**DESCRIPTION OF THE TASK:** Extract every entry word for word.

**DATASET RECORDS:**
++++++++++++++++++++
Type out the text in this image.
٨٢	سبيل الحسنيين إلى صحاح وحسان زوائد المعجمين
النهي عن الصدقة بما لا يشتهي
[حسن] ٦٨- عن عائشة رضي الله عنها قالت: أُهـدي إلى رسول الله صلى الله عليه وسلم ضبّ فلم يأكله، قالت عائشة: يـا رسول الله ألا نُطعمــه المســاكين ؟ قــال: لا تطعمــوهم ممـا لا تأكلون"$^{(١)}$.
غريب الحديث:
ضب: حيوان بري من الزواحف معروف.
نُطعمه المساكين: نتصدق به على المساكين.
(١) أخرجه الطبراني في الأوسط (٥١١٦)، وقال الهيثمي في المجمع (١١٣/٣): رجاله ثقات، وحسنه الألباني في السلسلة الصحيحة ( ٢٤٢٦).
++++++++++++++++++++
**CORRECT RESULT:**
Type out the text in this image.
٨٢	سبيل الحسنيين إلى صحاح وحسان زوائد المعجمين
النهي عن الصدقة بما لا يشتهي
[حسن] ٦٨- عن عائشة رضي الله عنها قالت: أُهـدي إلى رسول الله صلى الله عليه وسلم ضبّ فلم يأكله، قالت عائشة: يـا رسول الله ألا نُطعمــه المســاكين ؟ قــال: لا تطعمــوهم ممـا لا تأكلون"$^{(١)}$.
غريب الحديث:
ضب: حيوان بري من الزواحف معروف.
نُطعمه المساكين: نتصدق به على المساكين.
(١) أخرجه الطبراني في الأوسط (٥١١٦)، وقال الهيثمي في المجمع (١١٣/٣): رجاله ثقات، وحسنه الألباني في السلسلة الصحيحة ( ٢٤٢٦).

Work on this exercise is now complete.